§ **TASK REQUIREMENTS**: Extract the lines that carry the string "gear" from the listing.
— Begin EXTRACTED INFORMATION —
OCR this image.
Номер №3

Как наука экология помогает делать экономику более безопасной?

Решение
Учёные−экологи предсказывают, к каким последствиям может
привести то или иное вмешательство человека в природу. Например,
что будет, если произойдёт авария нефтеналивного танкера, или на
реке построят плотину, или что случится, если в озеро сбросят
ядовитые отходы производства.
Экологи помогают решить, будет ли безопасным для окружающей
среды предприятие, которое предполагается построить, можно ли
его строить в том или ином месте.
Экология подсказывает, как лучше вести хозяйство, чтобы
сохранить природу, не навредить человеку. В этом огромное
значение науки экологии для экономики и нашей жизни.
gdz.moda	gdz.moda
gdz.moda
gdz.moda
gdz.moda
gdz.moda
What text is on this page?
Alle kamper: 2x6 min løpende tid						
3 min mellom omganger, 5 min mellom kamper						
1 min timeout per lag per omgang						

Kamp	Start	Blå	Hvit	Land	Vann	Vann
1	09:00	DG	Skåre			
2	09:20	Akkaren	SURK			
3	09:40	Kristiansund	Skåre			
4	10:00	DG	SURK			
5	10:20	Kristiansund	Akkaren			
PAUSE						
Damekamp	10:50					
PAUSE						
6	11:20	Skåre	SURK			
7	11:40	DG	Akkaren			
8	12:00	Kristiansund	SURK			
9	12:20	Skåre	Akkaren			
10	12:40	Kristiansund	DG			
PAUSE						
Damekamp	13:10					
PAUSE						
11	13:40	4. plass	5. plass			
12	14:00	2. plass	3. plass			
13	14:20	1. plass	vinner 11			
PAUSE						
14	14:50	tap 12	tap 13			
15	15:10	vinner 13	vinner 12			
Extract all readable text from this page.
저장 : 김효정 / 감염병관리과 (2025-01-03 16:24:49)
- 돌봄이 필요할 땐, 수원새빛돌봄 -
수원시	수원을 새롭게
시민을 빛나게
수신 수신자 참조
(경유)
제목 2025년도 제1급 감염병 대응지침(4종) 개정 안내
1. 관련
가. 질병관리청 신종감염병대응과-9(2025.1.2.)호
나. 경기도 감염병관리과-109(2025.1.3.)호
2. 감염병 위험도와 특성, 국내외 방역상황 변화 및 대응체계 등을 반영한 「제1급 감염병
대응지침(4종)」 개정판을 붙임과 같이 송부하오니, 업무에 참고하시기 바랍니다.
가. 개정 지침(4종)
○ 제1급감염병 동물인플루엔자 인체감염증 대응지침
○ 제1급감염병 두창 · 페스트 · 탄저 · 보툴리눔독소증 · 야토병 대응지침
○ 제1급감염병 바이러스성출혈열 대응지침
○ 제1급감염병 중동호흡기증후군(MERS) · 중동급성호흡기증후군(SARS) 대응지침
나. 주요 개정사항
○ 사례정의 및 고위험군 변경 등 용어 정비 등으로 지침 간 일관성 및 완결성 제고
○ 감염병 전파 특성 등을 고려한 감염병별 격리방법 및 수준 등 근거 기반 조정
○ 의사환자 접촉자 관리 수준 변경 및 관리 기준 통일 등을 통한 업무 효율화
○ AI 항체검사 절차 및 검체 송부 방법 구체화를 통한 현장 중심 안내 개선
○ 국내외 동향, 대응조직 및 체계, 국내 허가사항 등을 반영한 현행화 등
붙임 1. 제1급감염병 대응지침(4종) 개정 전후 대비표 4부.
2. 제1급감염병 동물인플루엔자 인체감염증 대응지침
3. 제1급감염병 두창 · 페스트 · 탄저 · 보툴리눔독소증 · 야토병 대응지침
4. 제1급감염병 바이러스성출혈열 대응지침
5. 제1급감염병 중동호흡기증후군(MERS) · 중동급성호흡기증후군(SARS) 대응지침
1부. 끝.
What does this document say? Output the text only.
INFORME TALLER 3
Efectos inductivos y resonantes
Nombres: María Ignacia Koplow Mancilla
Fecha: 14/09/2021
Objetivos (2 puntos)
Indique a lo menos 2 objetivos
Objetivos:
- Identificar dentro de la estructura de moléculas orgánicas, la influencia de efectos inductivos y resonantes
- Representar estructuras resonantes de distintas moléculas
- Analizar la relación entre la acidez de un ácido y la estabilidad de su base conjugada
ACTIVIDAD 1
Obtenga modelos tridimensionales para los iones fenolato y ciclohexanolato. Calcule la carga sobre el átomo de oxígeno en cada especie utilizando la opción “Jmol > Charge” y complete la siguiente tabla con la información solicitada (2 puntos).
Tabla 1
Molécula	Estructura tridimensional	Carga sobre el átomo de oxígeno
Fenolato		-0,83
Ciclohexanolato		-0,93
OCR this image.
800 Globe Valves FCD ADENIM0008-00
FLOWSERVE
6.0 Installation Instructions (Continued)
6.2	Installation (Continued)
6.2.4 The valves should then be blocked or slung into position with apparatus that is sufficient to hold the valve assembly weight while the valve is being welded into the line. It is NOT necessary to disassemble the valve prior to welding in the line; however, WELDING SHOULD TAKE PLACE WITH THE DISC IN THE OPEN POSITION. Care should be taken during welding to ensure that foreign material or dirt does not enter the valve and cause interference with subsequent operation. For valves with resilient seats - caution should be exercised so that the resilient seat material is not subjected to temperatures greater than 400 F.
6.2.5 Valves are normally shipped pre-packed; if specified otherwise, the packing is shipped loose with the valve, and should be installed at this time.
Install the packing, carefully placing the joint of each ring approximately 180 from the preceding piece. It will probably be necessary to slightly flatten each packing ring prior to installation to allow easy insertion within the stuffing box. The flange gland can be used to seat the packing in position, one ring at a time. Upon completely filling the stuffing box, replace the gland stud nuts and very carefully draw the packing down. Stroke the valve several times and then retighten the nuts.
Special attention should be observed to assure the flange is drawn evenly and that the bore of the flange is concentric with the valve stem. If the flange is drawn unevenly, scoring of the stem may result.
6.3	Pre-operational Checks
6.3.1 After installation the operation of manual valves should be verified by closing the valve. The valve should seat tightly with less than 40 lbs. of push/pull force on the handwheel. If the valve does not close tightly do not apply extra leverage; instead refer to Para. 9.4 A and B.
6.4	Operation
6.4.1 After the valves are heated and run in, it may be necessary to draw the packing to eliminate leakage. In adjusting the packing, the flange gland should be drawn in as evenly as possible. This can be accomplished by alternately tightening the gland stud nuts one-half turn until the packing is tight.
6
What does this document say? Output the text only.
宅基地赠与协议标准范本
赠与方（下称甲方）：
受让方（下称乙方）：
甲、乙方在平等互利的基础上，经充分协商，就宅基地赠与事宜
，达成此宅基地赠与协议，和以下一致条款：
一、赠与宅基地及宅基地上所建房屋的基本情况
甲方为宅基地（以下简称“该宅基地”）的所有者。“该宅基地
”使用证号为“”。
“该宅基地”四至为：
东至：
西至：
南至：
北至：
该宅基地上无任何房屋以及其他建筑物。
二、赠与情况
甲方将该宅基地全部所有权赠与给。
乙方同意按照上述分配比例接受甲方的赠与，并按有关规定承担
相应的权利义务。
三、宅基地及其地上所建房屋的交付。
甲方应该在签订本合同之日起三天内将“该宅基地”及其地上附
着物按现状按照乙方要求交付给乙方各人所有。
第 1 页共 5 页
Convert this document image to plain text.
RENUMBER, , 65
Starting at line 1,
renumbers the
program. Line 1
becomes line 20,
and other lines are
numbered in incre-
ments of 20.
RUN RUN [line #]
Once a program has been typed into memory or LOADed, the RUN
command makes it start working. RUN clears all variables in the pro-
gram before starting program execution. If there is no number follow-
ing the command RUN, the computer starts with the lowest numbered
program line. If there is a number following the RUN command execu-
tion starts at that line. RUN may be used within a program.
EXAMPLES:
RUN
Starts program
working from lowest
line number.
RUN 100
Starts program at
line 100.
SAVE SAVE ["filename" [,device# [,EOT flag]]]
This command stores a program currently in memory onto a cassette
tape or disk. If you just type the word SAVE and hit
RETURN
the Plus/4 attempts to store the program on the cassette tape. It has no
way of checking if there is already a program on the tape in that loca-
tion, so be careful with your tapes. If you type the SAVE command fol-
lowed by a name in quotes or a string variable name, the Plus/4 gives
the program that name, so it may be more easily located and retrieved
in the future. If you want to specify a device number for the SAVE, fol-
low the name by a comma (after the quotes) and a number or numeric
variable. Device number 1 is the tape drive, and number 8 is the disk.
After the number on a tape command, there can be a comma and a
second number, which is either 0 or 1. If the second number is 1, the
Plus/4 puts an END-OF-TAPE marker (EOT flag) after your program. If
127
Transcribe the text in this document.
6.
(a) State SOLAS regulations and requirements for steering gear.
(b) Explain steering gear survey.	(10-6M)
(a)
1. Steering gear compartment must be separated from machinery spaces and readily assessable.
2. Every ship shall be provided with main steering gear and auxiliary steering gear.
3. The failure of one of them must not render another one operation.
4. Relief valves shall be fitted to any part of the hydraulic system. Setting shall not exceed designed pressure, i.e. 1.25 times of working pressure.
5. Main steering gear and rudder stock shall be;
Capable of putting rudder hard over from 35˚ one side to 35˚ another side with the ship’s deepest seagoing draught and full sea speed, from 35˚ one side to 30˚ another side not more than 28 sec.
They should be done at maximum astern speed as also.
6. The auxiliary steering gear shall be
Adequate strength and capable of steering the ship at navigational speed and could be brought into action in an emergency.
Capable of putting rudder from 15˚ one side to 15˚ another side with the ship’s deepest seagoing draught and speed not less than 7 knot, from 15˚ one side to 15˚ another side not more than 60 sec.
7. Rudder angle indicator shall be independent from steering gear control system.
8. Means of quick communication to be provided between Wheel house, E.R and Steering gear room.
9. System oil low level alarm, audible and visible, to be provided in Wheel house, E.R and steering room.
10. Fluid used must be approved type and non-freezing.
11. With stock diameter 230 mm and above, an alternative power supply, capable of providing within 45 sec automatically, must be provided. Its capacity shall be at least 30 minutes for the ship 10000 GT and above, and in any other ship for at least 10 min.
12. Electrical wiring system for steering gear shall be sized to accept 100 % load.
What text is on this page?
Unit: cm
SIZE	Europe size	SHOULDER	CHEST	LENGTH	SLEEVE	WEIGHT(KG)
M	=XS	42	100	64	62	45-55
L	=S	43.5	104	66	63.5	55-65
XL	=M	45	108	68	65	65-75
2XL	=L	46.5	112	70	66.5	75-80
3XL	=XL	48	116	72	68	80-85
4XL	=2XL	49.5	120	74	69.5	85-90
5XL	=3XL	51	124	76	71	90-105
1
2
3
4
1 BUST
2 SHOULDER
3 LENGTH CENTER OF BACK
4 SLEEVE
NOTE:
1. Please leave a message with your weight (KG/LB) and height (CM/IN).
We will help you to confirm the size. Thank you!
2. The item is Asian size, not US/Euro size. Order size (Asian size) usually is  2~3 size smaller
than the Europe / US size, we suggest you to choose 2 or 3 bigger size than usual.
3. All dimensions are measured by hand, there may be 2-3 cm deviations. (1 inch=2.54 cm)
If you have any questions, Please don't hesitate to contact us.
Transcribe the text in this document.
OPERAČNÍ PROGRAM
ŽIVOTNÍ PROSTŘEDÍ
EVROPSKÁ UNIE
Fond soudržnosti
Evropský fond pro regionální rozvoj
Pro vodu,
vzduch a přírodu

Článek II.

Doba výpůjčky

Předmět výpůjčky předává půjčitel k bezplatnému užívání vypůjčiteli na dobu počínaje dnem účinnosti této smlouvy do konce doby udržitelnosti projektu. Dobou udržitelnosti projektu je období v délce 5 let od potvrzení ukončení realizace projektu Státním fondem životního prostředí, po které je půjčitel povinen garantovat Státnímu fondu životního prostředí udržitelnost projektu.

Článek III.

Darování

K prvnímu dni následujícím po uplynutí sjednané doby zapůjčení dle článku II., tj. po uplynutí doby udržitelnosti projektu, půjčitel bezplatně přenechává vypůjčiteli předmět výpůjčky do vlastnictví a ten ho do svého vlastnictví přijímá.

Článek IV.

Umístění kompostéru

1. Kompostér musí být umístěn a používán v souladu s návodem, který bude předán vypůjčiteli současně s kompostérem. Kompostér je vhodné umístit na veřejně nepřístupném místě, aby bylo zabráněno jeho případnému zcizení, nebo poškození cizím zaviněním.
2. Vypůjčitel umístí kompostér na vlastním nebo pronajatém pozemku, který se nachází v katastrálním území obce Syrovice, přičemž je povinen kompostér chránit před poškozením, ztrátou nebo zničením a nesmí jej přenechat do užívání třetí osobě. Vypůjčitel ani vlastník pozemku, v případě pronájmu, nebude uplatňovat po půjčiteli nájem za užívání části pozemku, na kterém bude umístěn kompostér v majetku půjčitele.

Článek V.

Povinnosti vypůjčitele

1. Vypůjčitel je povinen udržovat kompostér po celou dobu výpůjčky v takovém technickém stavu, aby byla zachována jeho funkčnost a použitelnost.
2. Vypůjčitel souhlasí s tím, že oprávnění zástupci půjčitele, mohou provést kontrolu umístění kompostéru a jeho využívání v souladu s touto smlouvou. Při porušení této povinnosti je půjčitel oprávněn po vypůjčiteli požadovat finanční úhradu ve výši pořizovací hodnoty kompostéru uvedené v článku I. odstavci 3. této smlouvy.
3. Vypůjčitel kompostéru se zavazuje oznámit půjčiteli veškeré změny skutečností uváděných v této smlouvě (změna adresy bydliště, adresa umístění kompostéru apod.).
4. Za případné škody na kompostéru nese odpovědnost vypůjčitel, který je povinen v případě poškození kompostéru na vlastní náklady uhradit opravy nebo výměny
— End EXTRACTED INFORMATION —
§ **RESULT**:
(a) State SOLAS regulations and requirements for steering gear.
(b) Explain steering gear survey.	(10-6M)
1. Steering gear compartment must be separated from machinery spaces and readily assessable.
2. Every ship shall be provided with main steering gear and auxiliary steering gear.
5. Main steering gear and rudder stock shall be;
6. The auxiliary steering gear shall be
7. Rudder angle indicator shall be independent from steering gear control system.
8. Means of quick communication to be provided between Wheel house, E.R and Steering gear room.
12. Electrical wiring system for steering gear shall be sized to accept 100 % load.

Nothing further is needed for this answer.